Scan the data for "Oversaw" and copy the lines it appears in.

* START INPUT ROWS *

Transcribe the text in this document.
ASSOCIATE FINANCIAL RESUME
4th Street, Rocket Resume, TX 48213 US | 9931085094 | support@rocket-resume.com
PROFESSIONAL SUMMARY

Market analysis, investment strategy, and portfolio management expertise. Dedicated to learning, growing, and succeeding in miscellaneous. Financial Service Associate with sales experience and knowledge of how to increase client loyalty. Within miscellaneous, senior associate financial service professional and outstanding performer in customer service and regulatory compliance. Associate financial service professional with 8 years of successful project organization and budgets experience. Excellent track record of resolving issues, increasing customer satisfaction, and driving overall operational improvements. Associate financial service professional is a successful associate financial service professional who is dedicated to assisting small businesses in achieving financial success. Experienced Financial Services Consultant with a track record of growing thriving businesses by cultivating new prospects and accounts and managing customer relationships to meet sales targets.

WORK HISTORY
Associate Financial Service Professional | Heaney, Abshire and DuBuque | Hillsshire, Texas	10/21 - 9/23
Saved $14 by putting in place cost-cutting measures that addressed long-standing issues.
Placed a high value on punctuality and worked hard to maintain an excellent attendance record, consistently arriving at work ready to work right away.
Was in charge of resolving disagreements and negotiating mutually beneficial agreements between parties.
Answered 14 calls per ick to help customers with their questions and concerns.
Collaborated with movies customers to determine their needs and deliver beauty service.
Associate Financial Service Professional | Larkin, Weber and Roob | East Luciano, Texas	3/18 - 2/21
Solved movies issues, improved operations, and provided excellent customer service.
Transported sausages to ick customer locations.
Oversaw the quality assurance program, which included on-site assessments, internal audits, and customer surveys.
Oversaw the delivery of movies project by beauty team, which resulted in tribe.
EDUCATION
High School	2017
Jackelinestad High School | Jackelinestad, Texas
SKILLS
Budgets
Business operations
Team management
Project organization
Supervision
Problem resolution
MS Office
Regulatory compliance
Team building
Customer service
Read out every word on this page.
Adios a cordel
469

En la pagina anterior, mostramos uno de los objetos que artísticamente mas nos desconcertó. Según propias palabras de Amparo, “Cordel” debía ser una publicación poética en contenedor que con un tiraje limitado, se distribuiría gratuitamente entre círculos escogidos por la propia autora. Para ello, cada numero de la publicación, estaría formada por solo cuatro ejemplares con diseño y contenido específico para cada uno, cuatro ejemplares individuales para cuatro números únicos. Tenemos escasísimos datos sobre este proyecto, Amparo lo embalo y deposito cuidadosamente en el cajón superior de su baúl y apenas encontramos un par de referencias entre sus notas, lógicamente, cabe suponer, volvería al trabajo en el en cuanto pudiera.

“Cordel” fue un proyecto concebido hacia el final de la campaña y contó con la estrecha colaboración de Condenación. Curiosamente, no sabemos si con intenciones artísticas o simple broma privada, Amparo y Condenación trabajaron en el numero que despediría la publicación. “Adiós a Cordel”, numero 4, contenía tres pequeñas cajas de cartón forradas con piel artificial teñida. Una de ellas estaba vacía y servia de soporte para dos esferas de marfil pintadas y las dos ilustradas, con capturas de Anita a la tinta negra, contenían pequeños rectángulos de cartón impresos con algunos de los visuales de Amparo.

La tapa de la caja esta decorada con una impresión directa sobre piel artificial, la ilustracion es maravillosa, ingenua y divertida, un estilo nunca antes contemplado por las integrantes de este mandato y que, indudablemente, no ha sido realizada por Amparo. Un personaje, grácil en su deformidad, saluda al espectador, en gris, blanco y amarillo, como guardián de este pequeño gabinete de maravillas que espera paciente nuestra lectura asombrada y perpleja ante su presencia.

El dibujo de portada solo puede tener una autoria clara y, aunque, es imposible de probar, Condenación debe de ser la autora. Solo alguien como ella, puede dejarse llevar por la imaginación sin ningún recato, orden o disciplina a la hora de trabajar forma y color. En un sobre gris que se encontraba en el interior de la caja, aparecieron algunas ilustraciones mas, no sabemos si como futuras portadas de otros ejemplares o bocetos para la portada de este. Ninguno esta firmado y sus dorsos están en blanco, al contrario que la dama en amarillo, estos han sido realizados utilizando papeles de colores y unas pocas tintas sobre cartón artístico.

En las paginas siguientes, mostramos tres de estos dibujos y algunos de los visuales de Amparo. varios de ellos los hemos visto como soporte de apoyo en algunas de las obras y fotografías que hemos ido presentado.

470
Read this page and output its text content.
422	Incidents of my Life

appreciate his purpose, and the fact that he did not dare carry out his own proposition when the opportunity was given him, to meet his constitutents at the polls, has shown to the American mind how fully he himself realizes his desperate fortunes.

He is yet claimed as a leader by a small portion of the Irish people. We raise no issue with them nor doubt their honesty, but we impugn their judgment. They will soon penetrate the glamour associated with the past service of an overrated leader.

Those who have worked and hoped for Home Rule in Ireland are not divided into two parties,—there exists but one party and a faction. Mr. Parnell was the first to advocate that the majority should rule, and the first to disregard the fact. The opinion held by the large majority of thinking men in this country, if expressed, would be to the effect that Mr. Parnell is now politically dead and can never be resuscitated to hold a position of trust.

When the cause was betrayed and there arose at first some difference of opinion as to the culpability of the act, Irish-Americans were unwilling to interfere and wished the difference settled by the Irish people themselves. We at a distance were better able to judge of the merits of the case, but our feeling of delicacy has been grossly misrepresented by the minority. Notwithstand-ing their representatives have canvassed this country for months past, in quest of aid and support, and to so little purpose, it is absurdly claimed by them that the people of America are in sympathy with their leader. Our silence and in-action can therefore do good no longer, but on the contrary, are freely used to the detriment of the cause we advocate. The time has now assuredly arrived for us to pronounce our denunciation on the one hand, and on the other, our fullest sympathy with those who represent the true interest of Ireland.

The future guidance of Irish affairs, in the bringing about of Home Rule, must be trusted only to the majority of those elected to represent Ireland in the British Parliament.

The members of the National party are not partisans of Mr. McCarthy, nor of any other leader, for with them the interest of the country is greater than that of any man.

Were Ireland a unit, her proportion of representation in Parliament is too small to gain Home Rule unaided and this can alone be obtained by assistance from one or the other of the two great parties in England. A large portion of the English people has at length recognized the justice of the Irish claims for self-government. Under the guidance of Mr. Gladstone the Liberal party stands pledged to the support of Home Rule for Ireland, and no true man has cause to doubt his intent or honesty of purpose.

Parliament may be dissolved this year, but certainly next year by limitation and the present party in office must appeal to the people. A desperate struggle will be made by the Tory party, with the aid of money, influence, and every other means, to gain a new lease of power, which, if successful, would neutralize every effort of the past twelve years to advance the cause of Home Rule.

* END INPUT ROWS *

* **EXERCISE SOLUTION**
Oversaw the quality assurance program, which included on-site assessments, internal audits, and customer surveys.
Oversaw the delivery of movies project by beauty team, which resulted in tribe.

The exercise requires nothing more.